Figure content listings →
* * * * * * * * *

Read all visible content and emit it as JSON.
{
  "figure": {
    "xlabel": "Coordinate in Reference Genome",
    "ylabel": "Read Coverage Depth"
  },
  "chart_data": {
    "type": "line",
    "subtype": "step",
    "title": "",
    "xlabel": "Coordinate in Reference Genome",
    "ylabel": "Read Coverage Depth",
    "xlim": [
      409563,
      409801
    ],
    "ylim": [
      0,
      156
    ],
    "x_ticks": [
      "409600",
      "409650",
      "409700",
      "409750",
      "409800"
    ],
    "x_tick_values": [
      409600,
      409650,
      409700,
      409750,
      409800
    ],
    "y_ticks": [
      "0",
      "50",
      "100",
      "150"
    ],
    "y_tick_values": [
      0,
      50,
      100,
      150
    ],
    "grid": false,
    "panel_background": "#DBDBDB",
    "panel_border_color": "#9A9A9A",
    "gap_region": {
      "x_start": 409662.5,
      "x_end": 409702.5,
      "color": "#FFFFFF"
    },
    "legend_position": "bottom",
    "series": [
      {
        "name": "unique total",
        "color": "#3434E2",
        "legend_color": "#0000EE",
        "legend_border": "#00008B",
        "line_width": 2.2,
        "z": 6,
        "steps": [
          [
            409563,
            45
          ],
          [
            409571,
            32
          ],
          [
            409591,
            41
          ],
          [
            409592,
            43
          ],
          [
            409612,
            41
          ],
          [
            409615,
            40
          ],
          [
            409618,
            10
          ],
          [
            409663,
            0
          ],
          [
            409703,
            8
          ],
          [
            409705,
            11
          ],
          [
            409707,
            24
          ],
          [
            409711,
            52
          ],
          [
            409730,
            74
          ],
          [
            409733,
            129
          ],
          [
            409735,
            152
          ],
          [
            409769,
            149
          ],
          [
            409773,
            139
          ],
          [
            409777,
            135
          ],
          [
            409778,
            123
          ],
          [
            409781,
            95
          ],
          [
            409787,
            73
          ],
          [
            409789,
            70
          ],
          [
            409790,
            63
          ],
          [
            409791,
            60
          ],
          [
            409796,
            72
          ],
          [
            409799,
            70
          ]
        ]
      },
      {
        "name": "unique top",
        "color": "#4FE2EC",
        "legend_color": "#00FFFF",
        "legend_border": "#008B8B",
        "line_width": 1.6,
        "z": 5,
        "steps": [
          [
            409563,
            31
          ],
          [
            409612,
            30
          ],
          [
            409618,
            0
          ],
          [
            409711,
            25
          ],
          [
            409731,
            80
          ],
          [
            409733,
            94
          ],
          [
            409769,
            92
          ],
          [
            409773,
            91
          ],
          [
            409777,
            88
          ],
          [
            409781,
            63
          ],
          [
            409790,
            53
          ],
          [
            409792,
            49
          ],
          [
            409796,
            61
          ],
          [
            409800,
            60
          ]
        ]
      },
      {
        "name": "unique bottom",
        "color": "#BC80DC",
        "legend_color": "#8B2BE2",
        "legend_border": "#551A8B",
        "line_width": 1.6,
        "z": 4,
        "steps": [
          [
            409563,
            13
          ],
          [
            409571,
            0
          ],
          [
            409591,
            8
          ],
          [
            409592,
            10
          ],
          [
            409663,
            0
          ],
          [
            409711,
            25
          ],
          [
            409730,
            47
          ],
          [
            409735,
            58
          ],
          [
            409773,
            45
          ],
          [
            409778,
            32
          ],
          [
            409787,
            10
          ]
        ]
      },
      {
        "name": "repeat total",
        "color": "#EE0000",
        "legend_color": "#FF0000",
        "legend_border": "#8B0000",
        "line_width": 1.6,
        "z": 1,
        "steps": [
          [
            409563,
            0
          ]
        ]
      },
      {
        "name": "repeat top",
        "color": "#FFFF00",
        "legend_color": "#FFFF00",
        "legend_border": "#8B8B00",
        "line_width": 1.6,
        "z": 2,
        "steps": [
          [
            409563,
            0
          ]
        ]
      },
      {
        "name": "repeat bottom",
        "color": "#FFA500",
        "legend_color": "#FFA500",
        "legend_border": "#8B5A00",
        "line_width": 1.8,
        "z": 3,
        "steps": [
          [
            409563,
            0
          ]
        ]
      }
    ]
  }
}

* * * * * * * * *

Every line above carrying the word "repeat" needs to be shown.

Exercise result →
        "name": "repeat total",
        "name": "repeat top",
        "name": "repeat bottom",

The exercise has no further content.